[Dataset entries]
────────────────
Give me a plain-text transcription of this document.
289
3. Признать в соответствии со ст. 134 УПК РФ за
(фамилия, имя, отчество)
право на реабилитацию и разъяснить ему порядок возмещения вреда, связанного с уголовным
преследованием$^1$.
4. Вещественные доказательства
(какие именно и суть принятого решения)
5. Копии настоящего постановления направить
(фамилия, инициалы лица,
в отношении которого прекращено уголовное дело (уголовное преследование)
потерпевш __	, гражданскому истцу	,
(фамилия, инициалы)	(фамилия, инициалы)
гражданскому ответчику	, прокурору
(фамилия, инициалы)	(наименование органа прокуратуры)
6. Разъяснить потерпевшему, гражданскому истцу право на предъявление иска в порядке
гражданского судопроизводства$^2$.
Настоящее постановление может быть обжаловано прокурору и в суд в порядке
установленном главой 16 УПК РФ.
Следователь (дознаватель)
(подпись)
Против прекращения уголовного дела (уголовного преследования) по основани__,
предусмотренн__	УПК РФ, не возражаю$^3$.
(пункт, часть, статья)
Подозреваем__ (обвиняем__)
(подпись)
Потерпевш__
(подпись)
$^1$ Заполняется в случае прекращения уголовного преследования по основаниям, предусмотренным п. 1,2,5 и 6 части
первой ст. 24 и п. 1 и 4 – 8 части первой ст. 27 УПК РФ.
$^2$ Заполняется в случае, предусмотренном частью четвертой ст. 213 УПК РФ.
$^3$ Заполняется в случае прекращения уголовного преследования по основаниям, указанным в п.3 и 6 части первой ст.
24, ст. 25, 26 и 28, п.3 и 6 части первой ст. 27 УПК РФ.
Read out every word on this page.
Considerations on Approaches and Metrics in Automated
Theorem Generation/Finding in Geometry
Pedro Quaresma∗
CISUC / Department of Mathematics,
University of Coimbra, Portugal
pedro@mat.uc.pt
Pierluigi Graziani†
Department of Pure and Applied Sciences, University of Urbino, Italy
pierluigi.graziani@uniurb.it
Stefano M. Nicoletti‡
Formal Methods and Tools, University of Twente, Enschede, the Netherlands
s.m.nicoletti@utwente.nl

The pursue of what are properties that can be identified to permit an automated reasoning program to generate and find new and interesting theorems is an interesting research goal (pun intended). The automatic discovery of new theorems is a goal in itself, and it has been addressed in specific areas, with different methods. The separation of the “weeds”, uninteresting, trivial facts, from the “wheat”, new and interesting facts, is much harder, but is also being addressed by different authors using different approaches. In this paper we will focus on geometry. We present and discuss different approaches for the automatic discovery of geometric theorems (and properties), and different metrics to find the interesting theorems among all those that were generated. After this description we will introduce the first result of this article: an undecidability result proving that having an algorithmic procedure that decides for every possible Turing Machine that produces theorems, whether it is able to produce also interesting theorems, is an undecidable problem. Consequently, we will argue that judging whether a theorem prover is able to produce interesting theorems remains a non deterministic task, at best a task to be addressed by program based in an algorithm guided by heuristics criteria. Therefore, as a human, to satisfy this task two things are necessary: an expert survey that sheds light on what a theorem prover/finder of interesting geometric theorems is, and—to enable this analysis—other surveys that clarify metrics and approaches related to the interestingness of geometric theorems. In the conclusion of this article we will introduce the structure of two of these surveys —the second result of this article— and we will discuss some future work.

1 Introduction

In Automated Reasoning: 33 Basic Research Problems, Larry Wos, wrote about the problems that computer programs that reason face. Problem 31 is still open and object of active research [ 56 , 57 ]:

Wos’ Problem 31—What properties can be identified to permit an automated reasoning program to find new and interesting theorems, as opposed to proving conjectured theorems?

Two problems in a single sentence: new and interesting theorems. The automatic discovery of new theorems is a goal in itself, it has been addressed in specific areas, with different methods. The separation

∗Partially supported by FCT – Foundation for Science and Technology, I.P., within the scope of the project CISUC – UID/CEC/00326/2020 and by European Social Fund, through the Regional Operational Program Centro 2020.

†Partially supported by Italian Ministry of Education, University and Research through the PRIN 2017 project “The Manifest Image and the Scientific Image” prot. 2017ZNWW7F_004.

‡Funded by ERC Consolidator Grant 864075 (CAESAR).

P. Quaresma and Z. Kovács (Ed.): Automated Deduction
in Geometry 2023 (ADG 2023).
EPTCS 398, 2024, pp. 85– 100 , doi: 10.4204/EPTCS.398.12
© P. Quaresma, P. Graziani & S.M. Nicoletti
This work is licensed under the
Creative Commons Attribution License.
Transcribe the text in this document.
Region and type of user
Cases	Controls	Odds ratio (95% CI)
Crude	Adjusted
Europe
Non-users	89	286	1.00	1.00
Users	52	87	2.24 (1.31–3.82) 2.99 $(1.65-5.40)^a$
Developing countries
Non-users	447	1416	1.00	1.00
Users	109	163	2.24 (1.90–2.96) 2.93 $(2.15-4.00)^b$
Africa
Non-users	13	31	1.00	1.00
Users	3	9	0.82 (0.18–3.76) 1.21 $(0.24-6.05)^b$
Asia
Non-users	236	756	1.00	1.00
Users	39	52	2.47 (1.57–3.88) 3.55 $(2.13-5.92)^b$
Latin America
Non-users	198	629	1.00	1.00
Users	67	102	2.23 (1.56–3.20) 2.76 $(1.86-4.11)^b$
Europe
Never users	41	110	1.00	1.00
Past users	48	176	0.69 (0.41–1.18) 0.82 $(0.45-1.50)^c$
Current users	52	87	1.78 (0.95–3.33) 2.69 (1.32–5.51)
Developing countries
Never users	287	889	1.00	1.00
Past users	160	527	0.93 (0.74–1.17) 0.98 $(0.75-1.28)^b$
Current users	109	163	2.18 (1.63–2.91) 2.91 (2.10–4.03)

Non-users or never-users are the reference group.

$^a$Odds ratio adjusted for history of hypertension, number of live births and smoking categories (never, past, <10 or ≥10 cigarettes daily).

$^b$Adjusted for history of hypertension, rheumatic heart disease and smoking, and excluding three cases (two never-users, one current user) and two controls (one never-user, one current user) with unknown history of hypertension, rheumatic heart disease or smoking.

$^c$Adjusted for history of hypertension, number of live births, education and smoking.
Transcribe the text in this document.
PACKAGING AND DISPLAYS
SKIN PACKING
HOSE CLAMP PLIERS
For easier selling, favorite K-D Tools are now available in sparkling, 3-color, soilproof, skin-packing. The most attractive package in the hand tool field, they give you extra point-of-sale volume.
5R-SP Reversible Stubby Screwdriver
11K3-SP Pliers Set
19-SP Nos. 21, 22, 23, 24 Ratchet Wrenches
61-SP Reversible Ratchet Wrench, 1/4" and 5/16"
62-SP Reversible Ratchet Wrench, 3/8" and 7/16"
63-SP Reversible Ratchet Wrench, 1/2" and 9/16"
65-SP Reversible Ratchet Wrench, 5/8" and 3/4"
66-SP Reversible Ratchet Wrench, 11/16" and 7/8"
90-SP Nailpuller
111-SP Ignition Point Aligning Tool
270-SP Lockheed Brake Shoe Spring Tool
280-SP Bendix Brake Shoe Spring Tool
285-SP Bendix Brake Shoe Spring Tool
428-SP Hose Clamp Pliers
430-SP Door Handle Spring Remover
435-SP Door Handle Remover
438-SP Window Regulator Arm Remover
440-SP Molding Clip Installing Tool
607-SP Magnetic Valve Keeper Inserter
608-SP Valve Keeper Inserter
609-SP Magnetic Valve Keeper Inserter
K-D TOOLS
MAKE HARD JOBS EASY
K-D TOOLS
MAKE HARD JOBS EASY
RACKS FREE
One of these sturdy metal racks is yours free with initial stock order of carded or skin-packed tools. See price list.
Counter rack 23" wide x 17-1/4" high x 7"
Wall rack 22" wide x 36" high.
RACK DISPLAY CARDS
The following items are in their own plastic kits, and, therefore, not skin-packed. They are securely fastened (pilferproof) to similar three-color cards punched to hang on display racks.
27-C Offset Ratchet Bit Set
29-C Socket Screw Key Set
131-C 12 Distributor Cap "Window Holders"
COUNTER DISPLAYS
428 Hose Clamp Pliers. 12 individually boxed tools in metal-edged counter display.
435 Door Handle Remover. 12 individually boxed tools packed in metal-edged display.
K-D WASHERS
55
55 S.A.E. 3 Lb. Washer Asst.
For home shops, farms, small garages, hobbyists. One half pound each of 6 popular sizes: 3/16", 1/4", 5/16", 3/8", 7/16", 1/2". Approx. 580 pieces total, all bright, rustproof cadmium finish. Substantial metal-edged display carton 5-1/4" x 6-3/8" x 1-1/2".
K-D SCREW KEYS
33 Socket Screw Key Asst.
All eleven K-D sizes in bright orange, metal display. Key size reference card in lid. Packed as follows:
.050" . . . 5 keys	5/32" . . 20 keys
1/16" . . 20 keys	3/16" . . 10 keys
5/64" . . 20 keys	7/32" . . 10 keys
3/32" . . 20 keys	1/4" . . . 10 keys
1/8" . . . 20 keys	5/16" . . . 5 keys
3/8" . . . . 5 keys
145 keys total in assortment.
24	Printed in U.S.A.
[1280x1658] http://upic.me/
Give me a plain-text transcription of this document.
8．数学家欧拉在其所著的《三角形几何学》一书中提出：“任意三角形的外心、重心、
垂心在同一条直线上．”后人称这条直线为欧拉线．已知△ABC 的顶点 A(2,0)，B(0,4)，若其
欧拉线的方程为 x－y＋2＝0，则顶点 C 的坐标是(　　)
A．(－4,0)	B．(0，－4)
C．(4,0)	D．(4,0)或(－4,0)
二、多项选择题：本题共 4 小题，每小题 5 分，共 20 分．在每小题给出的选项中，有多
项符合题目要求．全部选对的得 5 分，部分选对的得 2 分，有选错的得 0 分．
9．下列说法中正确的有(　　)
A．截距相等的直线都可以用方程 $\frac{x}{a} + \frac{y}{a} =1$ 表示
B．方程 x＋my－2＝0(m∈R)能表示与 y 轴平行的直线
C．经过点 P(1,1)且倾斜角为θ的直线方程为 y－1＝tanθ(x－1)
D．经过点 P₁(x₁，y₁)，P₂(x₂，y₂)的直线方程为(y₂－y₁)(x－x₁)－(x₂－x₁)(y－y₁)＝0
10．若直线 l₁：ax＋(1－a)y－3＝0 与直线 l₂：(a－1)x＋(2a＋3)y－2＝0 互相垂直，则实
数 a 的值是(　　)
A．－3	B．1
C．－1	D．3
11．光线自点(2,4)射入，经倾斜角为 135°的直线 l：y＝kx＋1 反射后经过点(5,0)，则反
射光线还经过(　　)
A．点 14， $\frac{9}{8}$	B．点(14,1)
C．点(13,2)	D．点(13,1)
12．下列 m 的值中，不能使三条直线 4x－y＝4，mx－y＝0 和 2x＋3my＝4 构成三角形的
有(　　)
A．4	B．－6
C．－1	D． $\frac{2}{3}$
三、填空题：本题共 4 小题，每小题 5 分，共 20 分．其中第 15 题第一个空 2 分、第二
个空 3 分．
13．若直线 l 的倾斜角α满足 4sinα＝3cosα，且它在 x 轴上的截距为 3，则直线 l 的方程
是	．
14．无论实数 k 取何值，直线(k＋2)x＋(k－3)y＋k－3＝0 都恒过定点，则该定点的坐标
────────────────
(Instructions to follow):
Copy out all lines above that include the string "Keeper".

(Result for this exercise):
607-SP Magnetic Valve Keeper Inserter
608-SP Valve Keeper Inserter
609-SP Magnetic Valve Keeper Inserter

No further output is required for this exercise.